Stored records:
>>>
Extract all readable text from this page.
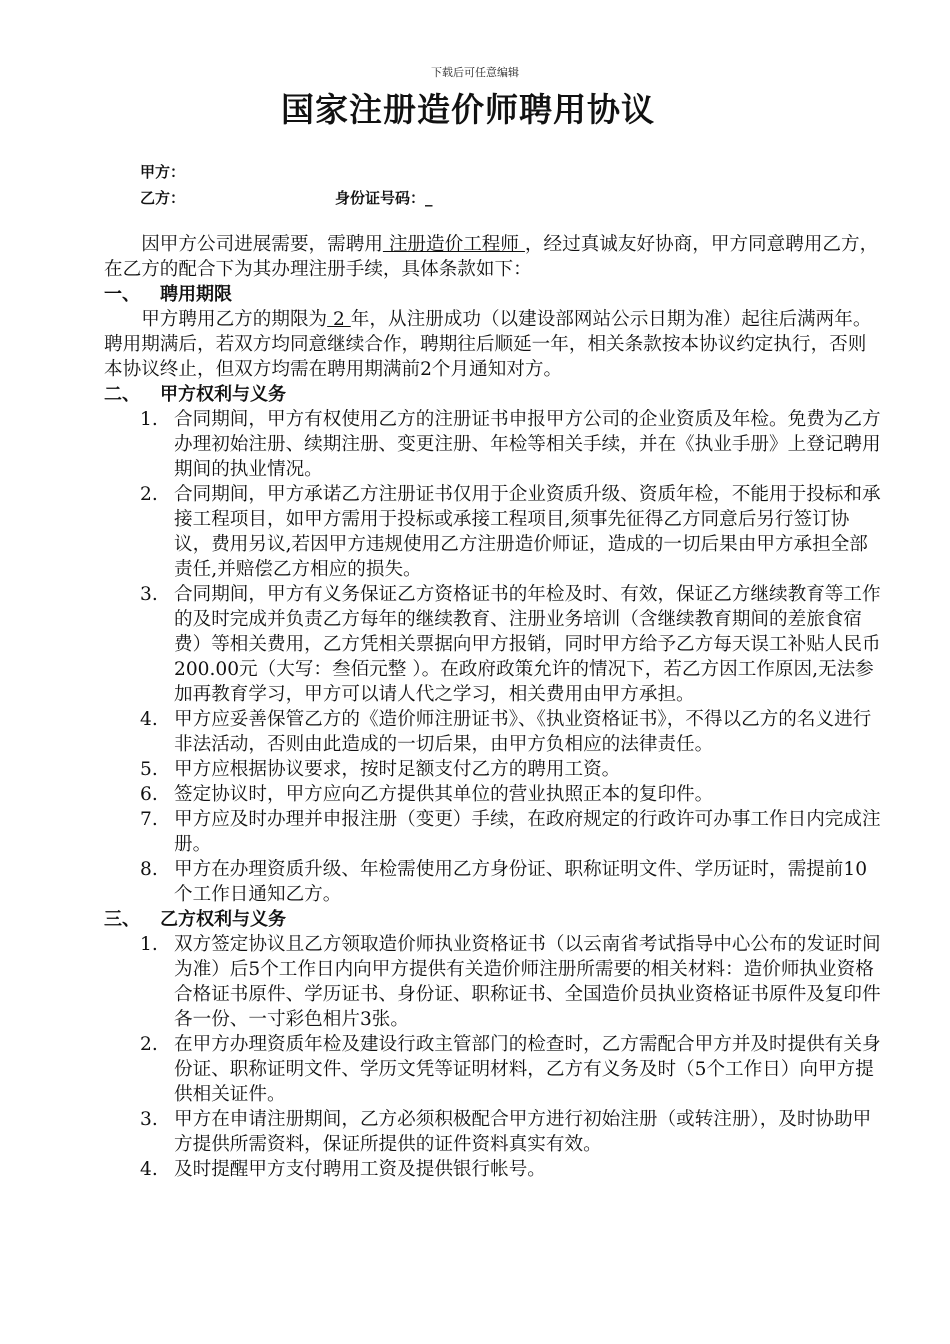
下载后可任意编辑
国家注册造价师聘用协议
甲方：
乙方：	身份证号码：_

因甲方公司进展需要，需聘用 注册造价工程师 ，经过真诚友好协商，甲方同意聘用乙方，在乙方的配合下为其办理注册手续，具体条款如下：

一、	聘用期限

甲方聘用乙方的期限为 2 年，从注册成功（以建设部网站公示日期为准）起往后满两年。聘用期满后，若双方均同意继续合作，聘期往后顺延一年，相关条款按本协议约定执行，否则本协议终止，但双方均需在聘用期满前2个月通知对方。

二、	甲方权利与义务
1. 合同期间，甲方有权使用乙方的注册证书申报甲方公司的企业资质及年检。免费为乙方办理初始注册、续期注册、变更注册、年检等相关手续，并在《执业手册》上登记聘用期间的执业情况。
2. 合同期间，甲方承诺乙方注册证书仅用于企业资质升级、资质年检，不能用于投标和承接工程项目，如甲方需用于投标或承接工程项目,须事先征得乙方同意后另行签订协议，费用另议,若因甲方违规使用乙方注册造价师证，造成的一切后果由甲方承担全部责任,并赔偿乙方相应的损失。
3. 合同期间，甲方有义务保证乙方资格证书的年检及时、有效，保证乙方继续教育等工作的及时完成并负责乙方每年的继续教育、注册业务培训（含继续教育期间的差旅食宿费）等相关费用，乙方凭相关票据向甲方报销，同时甲方给予乙方每天误工补贴人民币200.00元（大写：叁佰元整 ）。在政府政策允许的情况下，若乙方因工作原因,无法参加再教育学习，甲方可以请人代之学习，相关费用由甲方承担。
4. 甲方应妥善保管乙方的《造价师注册证书》、《执业资格证书》，不得以乙方的名义进行非法活动，否则由此造成的一切后果，由甲方负相应的法律责任。
5. 甲方应根据协议要求，按时足额支付乙方的聘用工资。
6. 签定协议时，甲方应向乙方提供其单位的营业执照正本的复印件。
7. 甲方应及时办理并申报注册（变更）手续，在政府规定的行政许可办事工作日内完成注册。
8. 甲方在办理资质升级、年检需使用乙方身份证、职称证明文件、学历证时，需提前10个工作日通知乙方。
三、	乙方权利与义务
1. 双方签定协议且乙方领取造价师执业资格证书（以云南省考试指导中心公布的发证时间为准）后5个工作日内向甲方提供有关造价师注册所需要的相关材料：造价师执业资格合格证书原件、学历证书、身份证、职称证书、全国造价员执业资格证书原件及复印件各一份、一寸彩色相片3张。
2. 在甲方办理资质年检及建设行政主管部门的检查时，乙方需配合甲方并及时提供有关身份证、职称证明文件、学历文凭等证明材料，乙方有义务及时（5个工作日）向甲方提供相关证件。
3. 甲方在申请注册期间，乙方必须积极配合甲方进行初始注册（或转注册），及时协助甲方提供所需资料，保证所提供的证件资料真实有效。
4. 及时提醒甲方支付聘用工资及提供银行帐号。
<<<
__Problem__.
Set the data above down again exactly as given, with no pictures.

__Output__.
Extract all readable text from this page.
下载后可任意编辑
国家注册造价师聘用协议
甲方：
乙方：	身份证号码：_

因甲方公司进展需要，需聘用 注册造价工程师 ，经过真诚友好协商，甲方同意聘用乙方，在乙方的配合下为其办理注册手续，具体条款如下：

一、	聘用期限

甲方聘用乙方的期限为 2 年，从注册成功（以建设部网站公示日期为准）起往后满两年。聘用期满后，若双方均同意继续合作，聘期往后顺延一年，相关条款按本协议约定执行，否则本协议终止，但双方均需在聘用期满前2个月通知对方。

二、	甲方权利与义务
1. 合同期间，甲方有权使用乙方的注册证书申报甲方公司的企业资质及年检。免费为乙方办理初始注册、续期注册、变更注册、年检等相关手续，并在《执业手册》上登记聘用期间的执业情况。
2. 合同期间，甲方承诺乙方注册证书仅用于企业资质升级、资质年检，不能用于投标和承接工程项目，如甲方需用于投标或承接工程项目,须事先征得乙方同意后另行签订协议，费用另议,若因甲方违规使用乙方注册造价师证，造成的一切后果由甲方承担全部责任,并赔偿乙方相应的损失。
3. 合同期间，甲方有义务保证乙方资格证书的年检及时、有效，保证乙方继续教育等工作的及时完成并负责乙方每年的继续教育、注册业务培训（含继续教育期间的差旅食宿费）等相关费用，乙方凭相关票据向甲方报销，同时甲方给予乙方每天误工补贴人民币200.00元（大写：叁佰元整 ）。在政府政策允许的情况下，若乙方因工作原因,无法参加再教育学习，甲方可以请人代之学习，相关费用由甲方承担。
4. 甲方应妥善保管乙方的《造价师注册证书》、《执业资格证书》，不得以乙方的名义进行非法活动，否则由此造成的一切后果，由甲方负相应的法律责任。
5. 甲方应根据协议要求，按时足额支付乙方的聘用工资。
6. 签定协议时，甲方应向乙方提供其单位的营业执照正本的复印件。
7. 甲方应及时办理并申报注册（变更）手续，在政府规定的行政许可办事工作日内完成注册。
8. 甲方在办理资质升级、年检需使用乙方身份证、职称证明文件、学历证时，需提前10个工作日通知乙方。
三、	乙方权利与义务
1. 双方签定协议且乙方领取造价师执业资格证书（以云南省考试指导中心公布的发证时间为准）后5个工作日内向甲方提供有关造价师注册所需要的相关材料：造价师执业资格合格证书原件、学历证书、身份证、职称证书、全国造价员执业资格证书原件及复印件各一份、一寸彩色相片3张。
2. 在甲方办理资质年检及建设行政主管部门的检查时，乙方需配合甲方并及时提供有关身份证、职称证明文件、学历文凭等证明材料，乙方有义务及时（5个工作日）向甲方提供相关证件。
3. 甲方在申请注册期间，乙方必须积极配合甲方进行初始注册（或转注册），及时协助甲方提供所需资料，保证所提供的证件资料真实有效。
4. 及时提醒甲方支付聘用工资及提供银行帐号。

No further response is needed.